:: RAW RECORDS ::

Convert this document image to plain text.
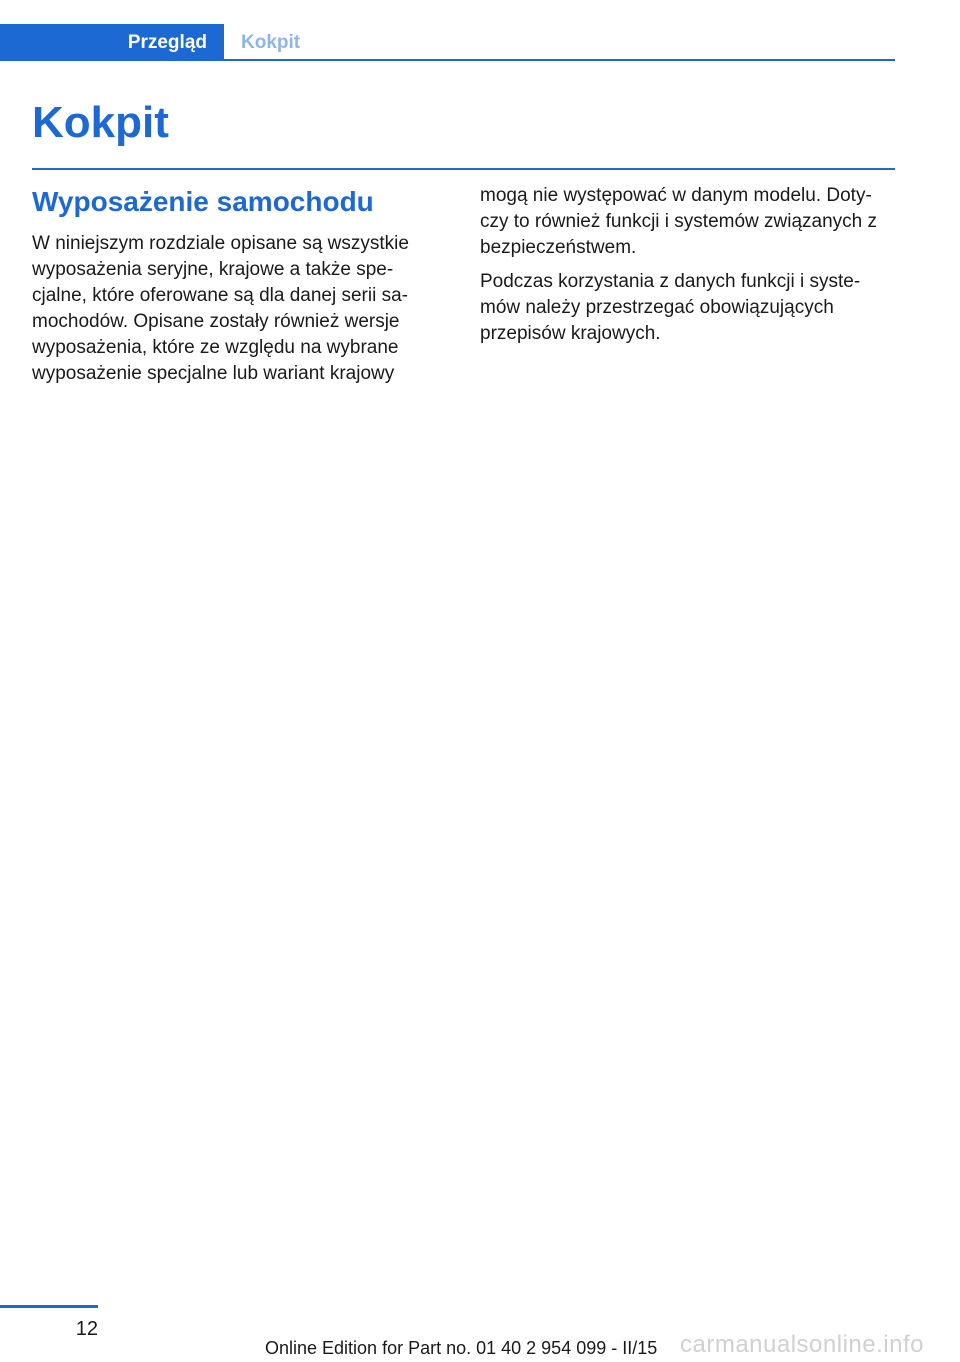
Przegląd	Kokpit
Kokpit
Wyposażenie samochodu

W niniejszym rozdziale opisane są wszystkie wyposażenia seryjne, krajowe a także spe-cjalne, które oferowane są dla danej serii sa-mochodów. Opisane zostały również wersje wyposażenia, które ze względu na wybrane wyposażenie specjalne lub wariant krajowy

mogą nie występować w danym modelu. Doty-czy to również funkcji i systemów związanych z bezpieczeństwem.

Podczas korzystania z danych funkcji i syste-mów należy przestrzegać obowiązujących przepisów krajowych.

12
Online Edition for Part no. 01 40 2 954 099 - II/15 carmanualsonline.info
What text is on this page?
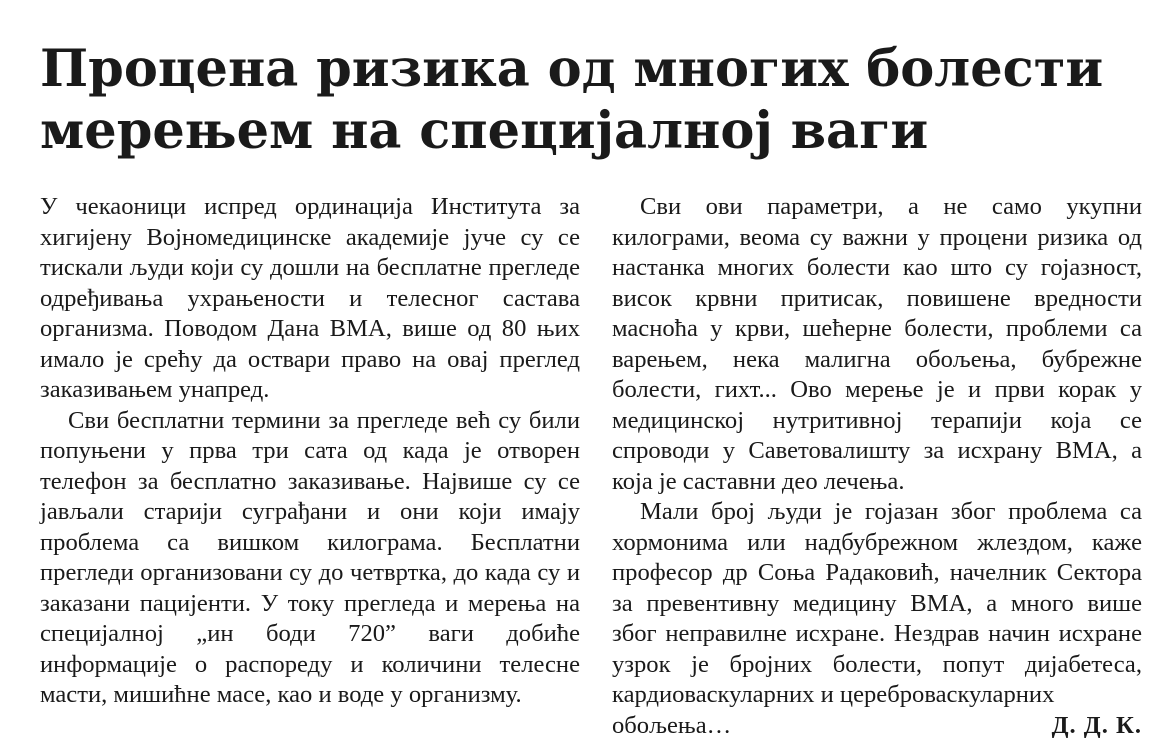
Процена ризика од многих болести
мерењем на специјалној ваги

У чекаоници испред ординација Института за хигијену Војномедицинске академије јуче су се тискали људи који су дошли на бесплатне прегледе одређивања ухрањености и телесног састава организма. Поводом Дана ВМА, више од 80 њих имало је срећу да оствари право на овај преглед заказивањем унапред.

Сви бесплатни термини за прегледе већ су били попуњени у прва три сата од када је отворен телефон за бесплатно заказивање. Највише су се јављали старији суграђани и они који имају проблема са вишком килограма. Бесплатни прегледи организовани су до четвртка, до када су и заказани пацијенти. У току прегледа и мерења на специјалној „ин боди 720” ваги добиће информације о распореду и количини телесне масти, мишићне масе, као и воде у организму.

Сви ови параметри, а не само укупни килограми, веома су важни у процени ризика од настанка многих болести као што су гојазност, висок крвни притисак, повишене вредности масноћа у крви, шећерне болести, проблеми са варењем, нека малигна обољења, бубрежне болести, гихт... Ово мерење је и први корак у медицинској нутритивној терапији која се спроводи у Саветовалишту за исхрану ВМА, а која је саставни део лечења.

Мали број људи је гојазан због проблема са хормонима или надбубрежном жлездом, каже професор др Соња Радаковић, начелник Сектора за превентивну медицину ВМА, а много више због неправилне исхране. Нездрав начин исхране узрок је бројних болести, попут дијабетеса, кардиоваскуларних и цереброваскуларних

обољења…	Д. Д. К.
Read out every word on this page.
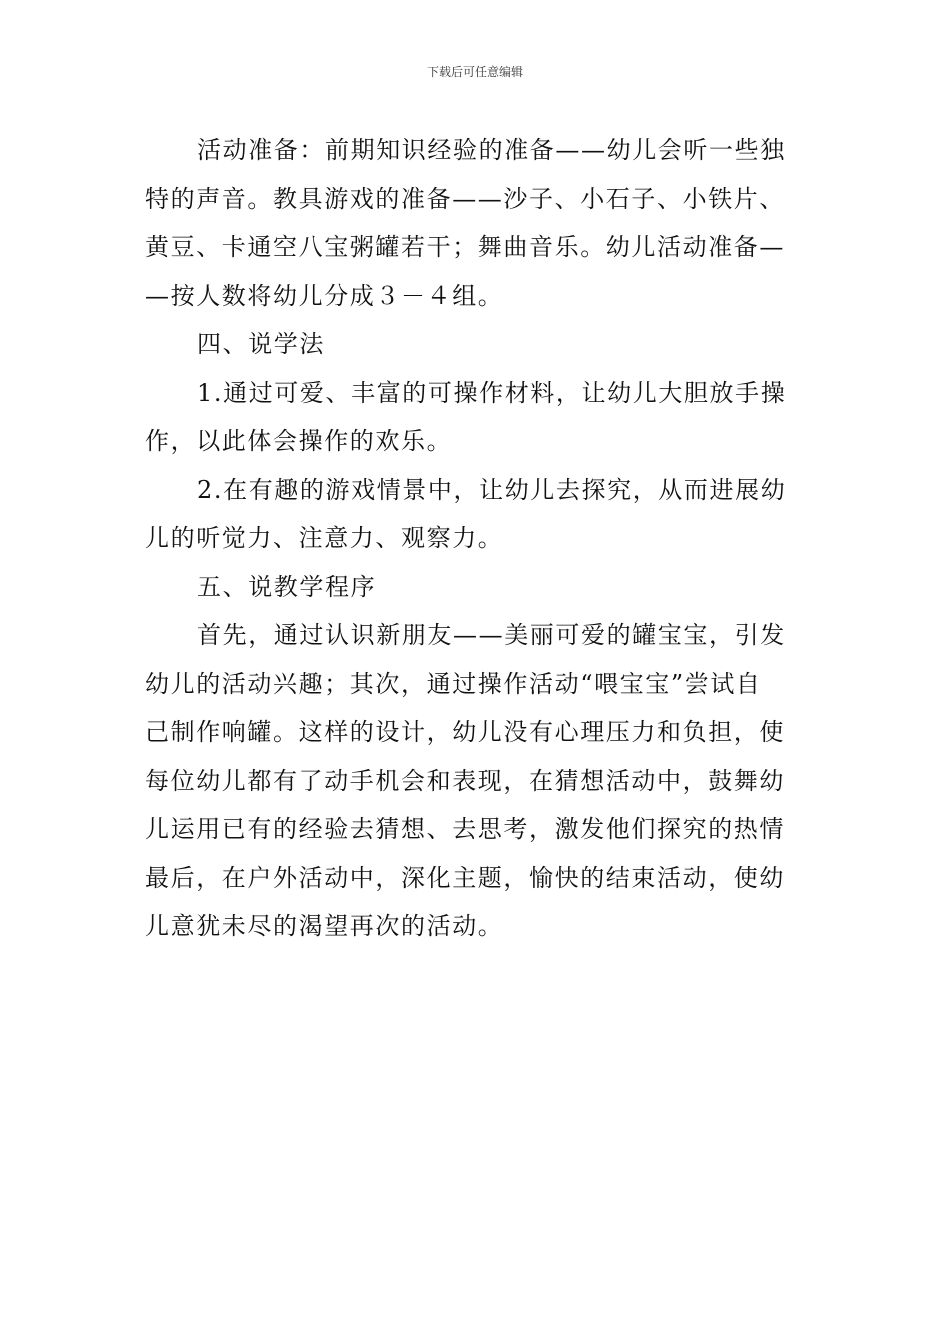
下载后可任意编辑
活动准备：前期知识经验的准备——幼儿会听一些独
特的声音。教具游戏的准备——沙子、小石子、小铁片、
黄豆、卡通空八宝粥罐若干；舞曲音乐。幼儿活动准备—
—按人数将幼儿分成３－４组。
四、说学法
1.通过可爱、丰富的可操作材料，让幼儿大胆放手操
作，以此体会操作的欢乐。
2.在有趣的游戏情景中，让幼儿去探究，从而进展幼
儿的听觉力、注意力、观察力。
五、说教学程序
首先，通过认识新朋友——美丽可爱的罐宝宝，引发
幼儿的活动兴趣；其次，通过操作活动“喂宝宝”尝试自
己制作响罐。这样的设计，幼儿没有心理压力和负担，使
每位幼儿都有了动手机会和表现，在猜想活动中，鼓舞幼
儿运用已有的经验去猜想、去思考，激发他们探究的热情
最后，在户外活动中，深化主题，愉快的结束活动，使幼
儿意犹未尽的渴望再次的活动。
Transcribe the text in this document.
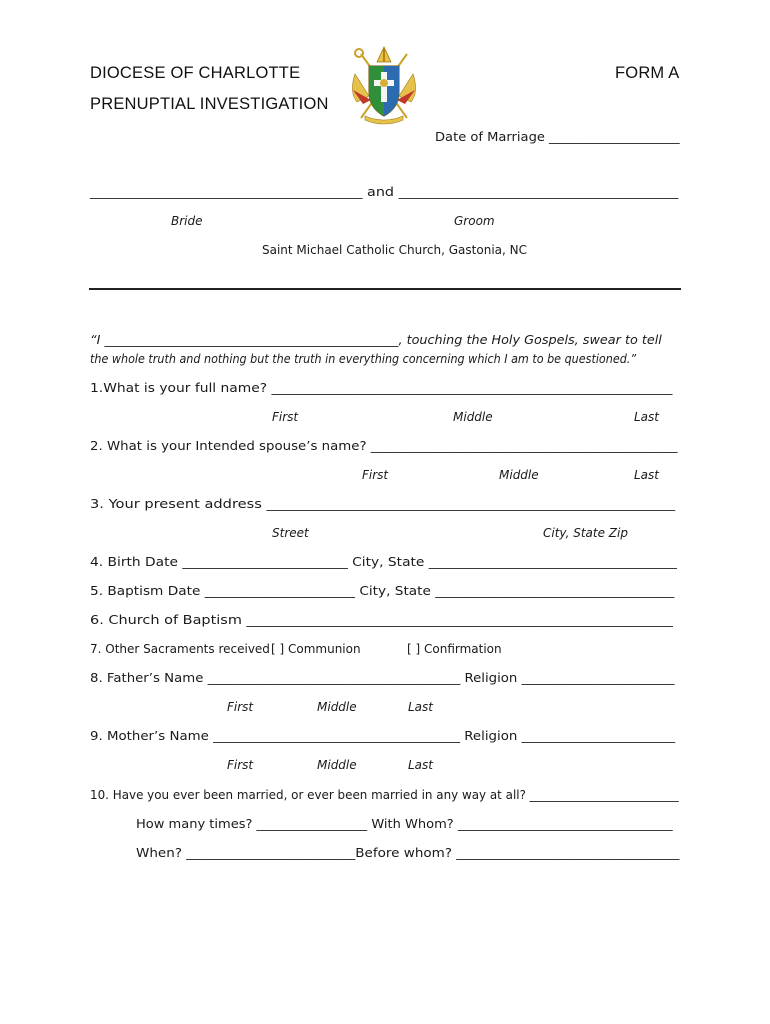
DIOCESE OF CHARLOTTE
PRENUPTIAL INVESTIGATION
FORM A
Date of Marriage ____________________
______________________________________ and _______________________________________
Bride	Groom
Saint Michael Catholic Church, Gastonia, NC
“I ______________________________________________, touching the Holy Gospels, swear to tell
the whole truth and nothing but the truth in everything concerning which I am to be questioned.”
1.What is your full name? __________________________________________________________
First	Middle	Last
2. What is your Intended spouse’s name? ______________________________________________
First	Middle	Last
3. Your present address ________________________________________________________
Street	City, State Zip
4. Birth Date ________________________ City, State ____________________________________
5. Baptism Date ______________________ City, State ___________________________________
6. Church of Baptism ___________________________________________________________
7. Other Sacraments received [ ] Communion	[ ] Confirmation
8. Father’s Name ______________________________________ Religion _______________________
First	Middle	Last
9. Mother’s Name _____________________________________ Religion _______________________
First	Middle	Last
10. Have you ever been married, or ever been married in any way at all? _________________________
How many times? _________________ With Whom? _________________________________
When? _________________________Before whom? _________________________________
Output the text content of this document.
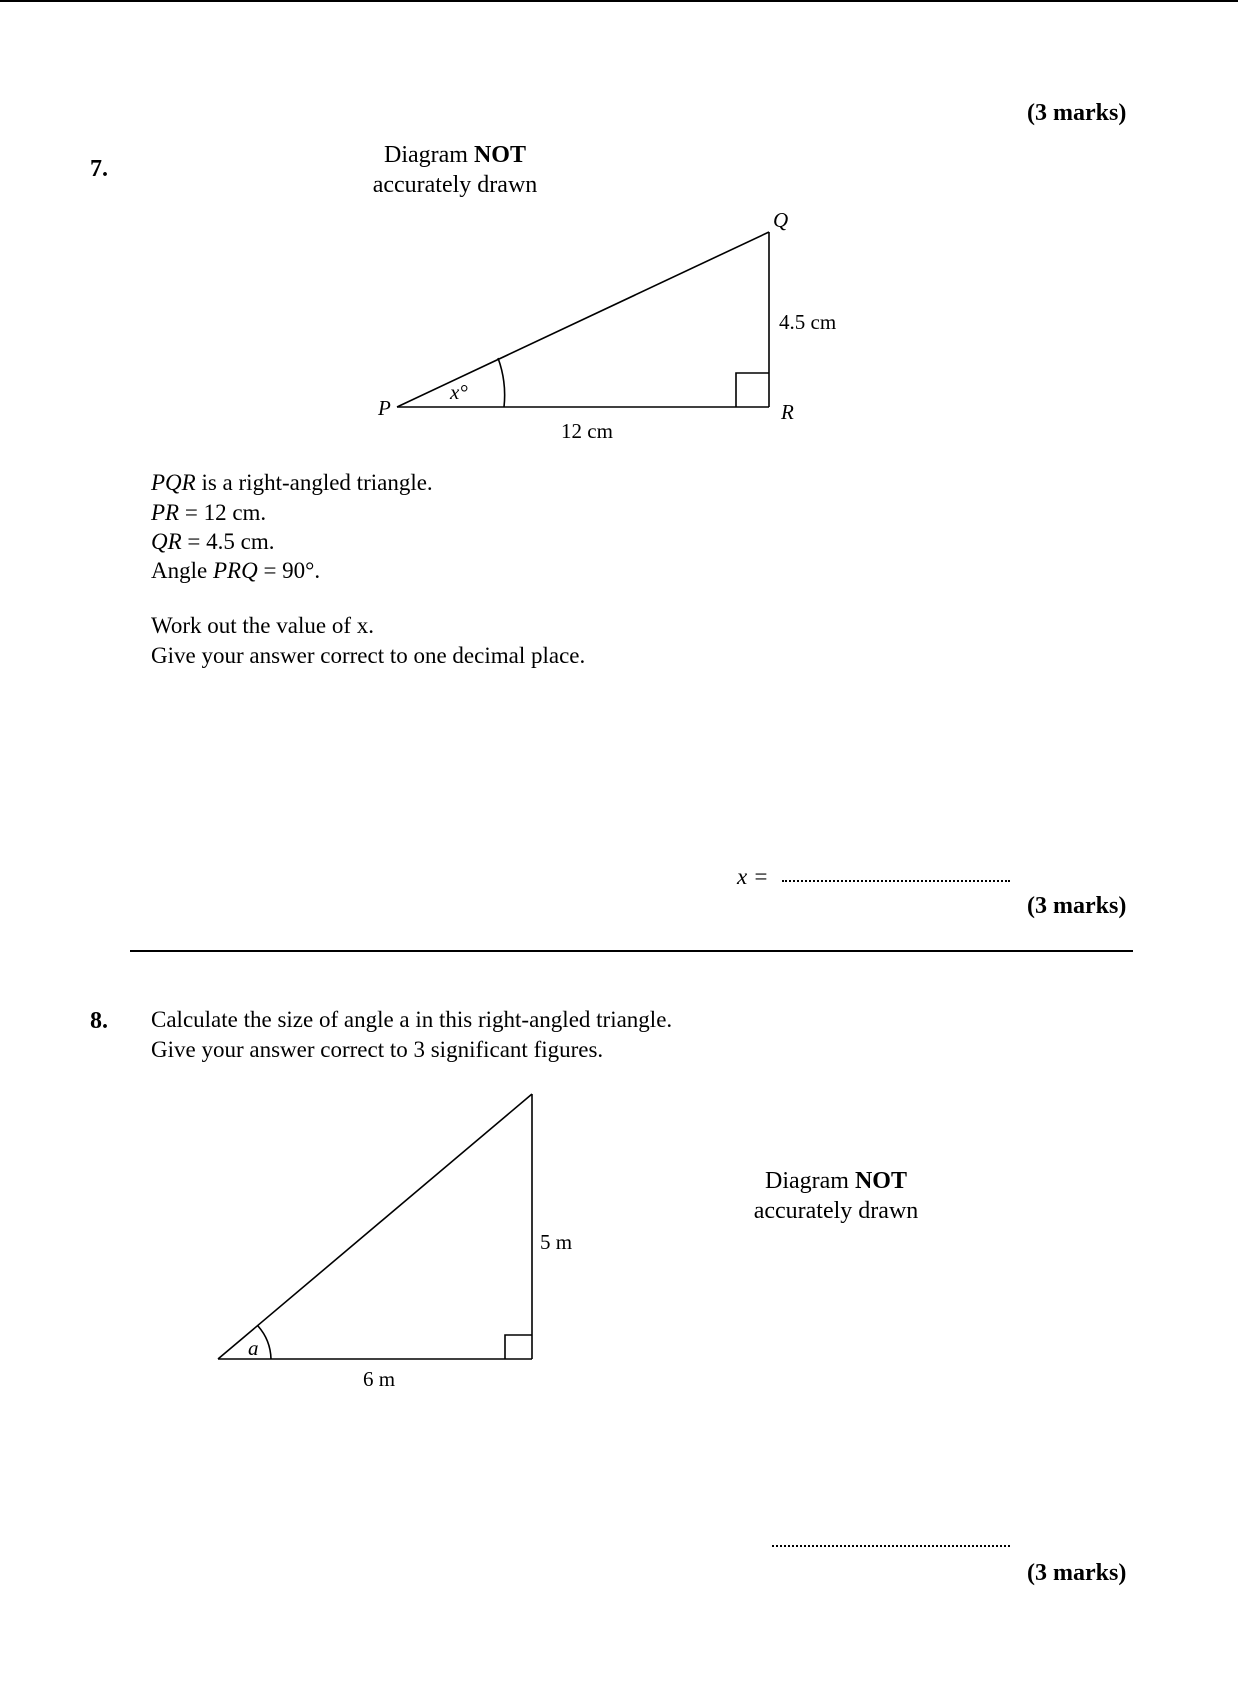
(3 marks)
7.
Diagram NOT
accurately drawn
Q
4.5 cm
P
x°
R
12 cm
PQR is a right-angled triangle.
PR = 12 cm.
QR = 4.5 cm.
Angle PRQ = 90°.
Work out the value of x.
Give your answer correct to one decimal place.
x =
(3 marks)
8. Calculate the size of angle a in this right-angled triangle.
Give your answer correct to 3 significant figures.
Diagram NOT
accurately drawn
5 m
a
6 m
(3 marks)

:::

- _AIM OF THE TASK_
Identify every line above that includes the word "многих", and show those lines.

- _RESPONSE TO THIS EXERCISE_
Процена ризика од многих болести
Сви ови параметри, а не само укупни килограми, веома су важни у процени ризика од настанка многих болести као што су гојазност, висок крвни притисак, повишене вредности масноћа у крви, шећерне болести, проблеми са варењем, нека малигна обољења, бубрежне болести, гихт... Ово мерење је и први корак у медицинској нутритивној терапији која се спроводи у Саветовалишту за исхрану ВМА, а која је саставни део лечења.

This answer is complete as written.